-- Start of MATERIAL FOR THIS TASK --
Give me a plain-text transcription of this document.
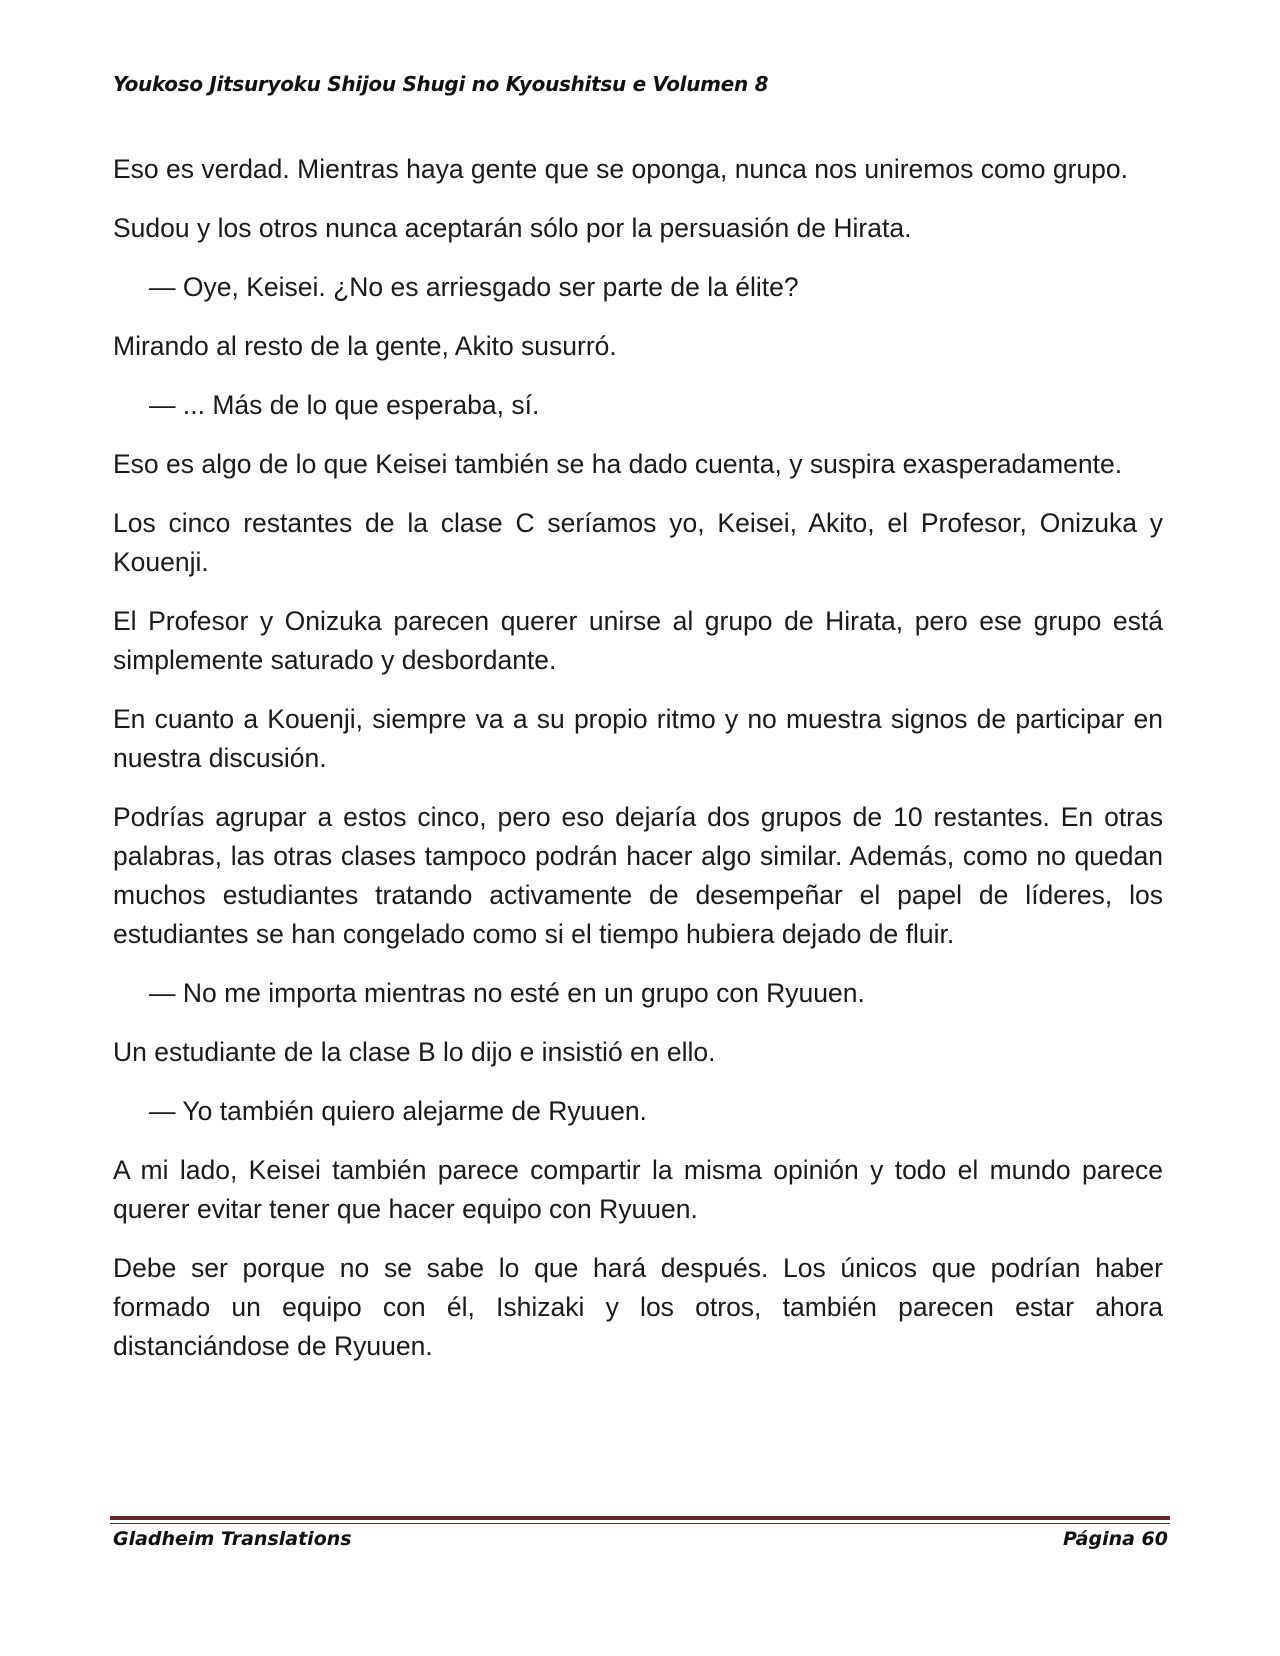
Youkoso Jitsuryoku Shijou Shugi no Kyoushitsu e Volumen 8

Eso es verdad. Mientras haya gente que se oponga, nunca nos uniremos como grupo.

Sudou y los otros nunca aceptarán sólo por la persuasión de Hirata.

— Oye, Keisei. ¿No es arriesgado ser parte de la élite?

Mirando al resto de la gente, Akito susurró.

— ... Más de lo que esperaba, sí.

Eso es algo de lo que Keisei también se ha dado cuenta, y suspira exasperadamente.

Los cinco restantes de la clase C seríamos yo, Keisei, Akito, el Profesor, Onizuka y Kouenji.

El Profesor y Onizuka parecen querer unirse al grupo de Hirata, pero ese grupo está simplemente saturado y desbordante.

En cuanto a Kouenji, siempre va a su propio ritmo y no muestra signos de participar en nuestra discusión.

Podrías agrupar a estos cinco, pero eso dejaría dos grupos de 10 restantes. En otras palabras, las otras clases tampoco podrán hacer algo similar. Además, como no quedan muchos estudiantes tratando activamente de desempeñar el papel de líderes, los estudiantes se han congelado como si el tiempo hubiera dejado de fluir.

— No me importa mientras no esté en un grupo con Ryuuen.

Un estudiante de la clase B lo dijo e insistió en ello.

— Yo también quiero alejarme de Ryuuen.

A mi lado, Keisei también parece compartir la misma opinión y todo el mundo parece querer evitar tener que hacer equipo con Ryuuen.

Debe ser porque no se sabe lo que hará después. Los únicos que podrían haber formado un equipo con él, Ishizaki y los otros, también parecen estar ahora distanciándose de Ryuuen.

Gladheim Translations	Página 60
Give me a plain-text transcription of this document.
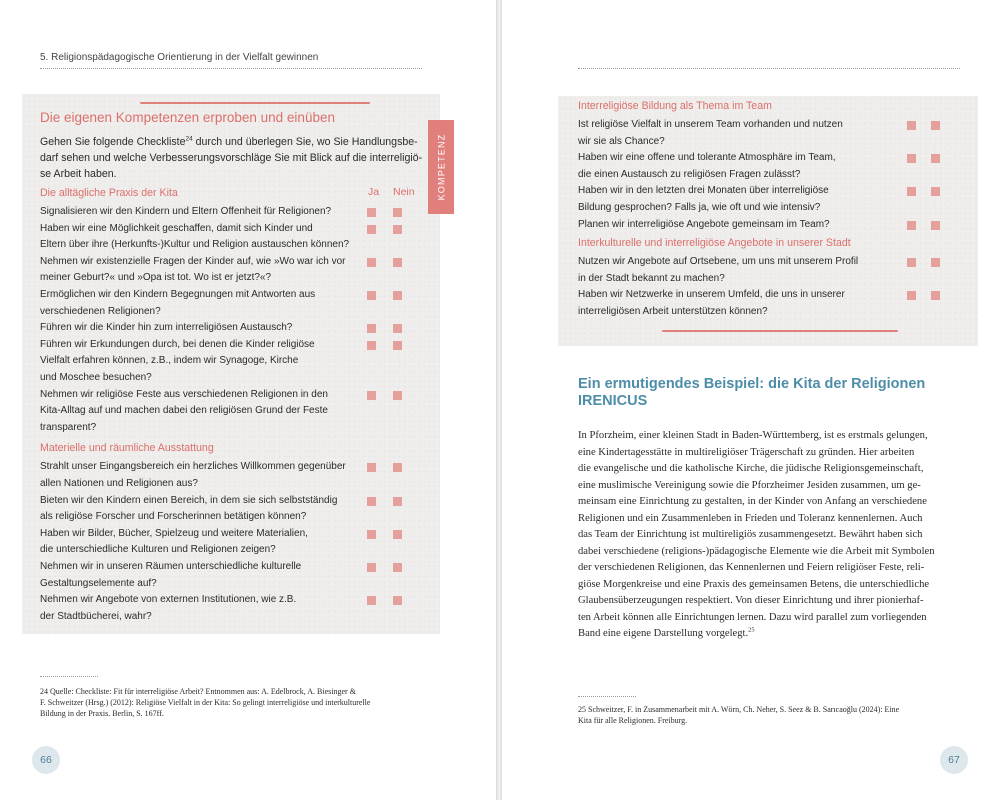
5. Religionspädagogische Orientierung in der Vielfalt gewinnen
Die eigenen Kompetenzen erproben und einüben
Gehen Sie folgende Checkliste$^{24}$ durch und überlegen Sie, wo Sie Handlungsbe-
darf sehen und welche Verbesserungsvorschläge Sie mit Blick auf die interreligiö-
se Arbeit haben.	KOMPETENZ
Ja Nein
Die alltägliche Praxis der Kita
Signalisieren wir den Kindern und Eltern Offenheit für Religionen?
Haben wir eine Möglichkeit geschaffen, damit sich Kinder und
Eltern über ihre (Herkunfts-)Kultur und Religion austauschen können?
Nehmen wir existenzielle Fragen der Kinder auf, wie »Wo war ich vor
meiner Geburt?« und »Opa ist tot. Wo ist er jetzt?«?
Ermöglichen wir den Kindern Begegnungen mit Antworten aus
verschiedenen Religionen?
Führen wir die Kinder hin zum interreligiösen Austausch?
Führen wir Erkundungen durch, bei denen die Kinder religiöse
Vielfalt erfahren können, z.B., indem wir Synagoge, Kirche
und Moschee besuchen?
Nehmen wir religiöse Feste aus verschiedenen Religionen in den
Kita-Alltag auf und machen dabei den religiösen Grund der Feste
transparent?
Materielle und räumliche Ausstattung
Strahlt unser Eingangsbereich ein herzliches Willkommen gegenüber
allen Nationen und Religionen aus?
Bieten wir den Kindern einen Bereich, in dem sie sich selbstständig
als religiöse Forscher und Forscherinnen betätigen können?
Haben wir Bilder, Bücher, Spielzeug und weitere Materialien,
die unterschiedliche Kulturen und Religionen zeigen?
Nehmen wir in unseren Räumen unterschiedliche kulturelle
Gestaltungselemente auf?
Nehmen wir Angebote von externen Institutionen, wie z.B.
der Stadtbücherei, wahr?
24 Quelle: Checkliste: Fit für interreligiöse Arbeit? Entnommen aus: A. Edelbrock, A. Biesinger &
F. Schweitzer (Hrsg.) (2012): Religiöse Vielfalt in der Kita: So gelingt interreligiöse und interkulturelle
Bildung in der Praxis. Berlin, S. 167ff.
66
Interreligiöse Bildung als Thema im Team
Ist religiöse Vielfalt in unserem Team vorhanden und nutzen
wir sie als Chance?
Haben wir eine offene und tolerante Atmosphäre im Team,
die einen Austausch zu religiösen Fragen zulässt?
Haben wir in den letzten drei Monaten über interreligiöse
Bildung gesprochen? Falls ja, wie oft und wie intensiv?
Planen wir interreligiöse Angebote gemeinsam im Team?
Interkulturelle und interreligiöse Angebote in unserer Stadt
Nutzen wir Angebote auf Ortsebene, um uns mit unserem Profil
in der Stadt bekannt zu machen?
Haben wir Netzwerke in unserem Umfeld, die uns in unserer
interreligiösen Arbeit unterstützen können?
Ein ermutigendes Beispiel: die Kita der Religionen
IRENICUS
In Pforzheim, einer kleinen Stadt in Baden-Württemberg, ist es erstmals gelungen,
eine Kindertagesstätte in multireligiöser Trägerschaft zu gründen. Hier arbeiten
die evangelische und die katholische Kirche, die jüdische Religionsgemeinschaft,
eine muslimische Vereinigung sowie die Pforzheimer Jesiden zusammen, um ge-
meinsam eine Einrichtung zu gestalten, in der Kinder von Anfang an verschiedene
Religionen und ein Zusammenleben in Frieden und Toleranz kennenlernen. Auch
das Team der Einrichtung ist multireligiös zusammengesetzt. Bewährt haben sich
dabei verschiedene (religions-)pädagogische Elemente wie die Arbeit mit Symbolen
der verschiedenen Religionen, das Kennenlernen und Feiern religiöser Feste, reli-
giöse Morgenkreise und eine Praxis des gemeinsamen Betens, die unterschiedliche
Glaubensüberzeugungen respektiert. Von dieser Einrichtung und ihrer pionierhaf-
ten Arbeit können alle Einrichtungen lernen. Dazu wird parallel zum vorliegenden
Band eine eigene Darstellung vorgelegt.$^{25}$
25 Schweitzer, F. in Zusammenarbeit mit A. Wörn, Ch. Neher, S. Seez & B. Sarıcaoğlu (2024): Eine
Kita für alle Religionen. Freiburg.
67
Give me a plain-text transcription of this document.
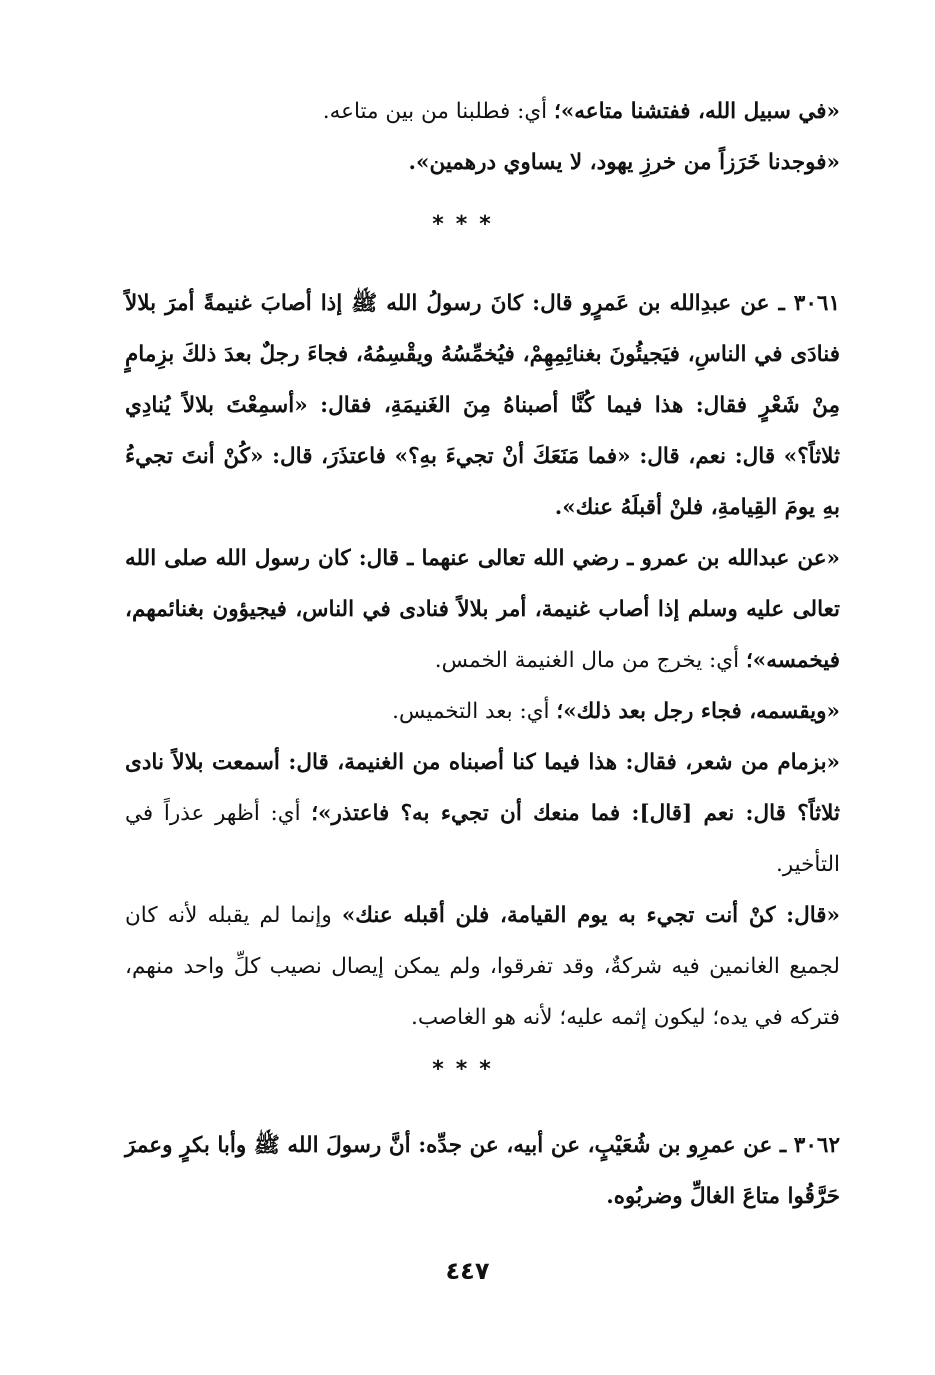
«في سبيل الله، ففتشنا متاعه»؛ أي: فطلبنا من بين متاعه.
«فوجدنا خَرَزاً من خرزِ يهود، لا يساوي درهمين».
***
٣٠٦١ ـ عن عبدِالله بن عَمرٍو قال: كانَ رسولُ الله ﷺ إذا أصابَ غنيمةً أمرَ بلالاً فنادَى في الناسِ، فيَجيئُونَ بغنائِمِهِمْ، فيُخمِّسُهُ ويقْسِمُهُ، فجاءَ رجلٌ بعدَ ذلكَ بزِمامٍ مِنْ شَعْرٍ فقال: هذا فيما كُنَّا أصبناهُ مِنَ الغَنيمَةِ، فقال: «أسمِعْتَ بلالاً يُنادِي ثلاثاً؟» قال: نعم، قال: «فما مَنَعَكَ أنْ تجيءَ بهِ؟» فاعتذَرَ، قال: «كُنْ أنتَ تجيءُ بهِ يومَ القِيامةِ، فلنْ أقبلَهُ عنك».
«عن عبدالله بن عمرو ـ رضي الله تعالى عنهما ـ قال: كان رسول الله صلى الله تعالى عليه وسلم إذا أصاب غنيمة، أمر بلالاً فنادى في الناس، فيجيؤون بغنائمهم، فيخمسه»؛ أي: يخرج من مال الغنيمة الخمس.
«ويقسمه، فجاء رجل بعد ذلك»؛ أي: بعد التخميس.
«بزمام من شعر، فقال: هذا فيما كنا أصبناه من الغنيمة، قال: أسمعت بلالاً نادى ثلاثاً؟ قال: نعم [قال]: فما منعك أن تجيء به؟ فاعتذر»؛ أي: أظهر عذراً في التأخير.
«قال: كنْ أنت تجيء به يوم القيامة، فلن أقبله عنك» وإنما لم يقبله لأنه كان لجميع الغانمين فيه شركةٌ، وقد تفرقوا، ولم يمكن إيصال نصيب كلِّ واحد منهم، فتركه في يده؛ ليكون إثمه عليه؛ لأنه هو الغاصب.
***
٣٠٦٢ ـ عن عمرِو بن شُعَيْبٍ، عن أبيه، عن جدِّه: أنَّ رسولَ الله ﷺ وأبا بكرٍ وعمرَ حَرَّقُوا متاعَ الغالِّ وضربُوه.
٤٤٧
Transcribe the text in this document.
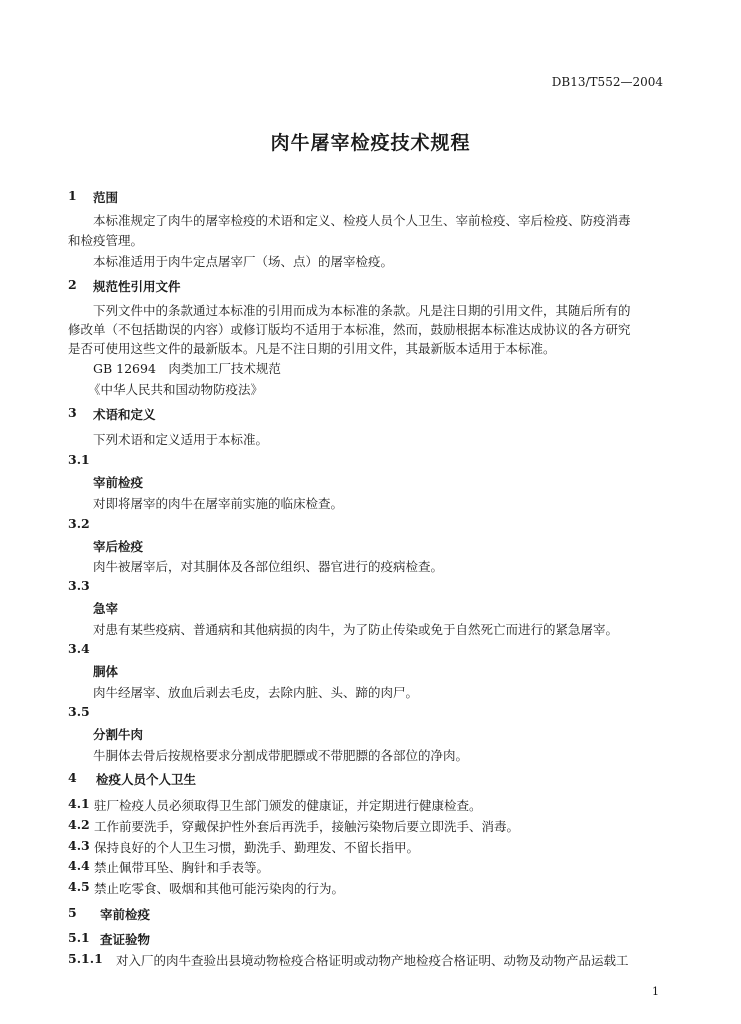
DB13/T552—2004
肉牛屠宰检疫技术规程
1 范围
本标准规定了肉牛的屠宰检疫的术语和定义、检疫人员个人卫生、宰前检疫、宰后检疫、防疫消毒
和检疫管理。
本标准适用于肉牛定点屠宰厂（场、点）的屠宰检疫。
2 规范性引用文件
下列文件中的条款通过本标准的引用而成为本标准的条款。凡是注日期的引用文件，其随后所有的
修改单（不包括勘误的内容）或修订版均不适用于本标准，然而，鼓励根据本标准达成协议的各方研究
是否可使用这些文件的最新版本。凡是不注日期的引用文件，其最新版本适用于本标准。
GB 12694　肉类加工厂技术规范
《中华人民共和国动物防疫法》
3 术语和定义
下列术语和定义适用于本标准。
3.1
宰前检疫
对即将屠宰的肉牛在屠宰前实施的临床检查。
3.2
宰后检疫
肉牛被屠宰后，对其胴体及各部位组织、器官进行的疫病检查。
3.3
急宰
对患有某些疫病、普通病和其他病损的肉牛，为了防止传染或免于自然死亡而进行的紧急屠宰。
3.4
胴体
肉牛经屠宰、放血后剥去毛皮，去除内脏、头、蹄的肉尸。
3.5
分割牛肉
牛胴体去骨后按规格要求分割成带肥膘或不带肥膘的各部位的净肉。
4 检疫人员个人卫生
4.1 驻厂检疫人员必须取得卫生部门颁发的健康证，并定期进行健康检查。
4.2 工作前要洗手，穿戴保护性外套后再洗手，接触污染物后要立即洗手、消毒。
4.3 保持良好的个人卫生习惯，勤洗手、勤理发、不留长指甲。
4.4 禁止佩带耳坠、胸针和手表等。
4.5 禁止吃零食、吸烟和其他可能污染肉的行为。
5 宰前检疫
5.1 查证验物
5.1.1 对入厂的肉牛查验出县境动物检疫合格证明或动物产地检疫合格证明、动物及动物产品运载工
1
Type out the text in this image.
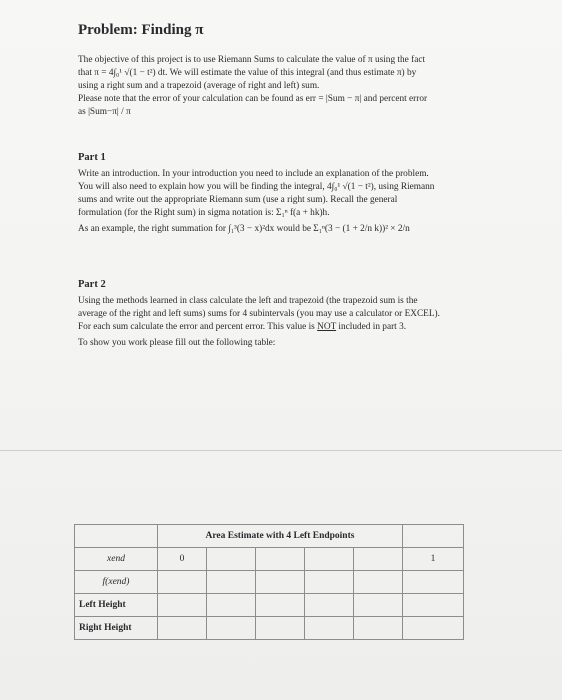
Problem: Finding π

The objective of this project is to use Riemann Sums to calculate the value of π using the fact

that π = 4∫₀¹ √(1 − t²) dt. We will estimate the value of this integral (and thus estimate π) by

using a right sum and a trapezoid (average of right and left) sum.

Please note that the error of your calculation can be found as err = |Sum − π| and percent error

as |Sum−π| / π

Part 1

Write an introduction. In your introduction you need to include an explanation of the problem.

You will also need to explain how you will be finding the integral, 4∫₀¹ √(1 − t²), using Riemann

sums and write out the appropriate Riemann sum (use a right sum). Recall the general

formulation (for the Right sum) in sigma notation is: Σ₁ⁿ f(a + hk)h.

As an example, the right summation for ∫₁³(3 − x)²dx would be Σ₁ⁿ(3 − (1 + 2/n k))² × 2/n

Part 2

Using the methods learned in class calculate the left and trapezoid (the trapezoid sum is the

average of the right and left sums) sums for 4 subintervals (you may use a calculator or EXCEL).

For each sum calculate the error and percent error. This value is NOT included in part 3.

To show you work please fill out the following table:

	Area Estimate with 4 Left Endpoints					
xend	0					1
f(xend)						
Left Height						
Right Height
-- End of MATERIAL FOR THIS TASK --
EXERCISE => Search the data for the word "Fragen" and copy each line where it appears.

WRITTEN REPLY =>
Nehmen wir existenzielle Fragen der Kinder auf, wie »Wo war ich vor
die einen Austausch zu religiösen Fragen zulässt?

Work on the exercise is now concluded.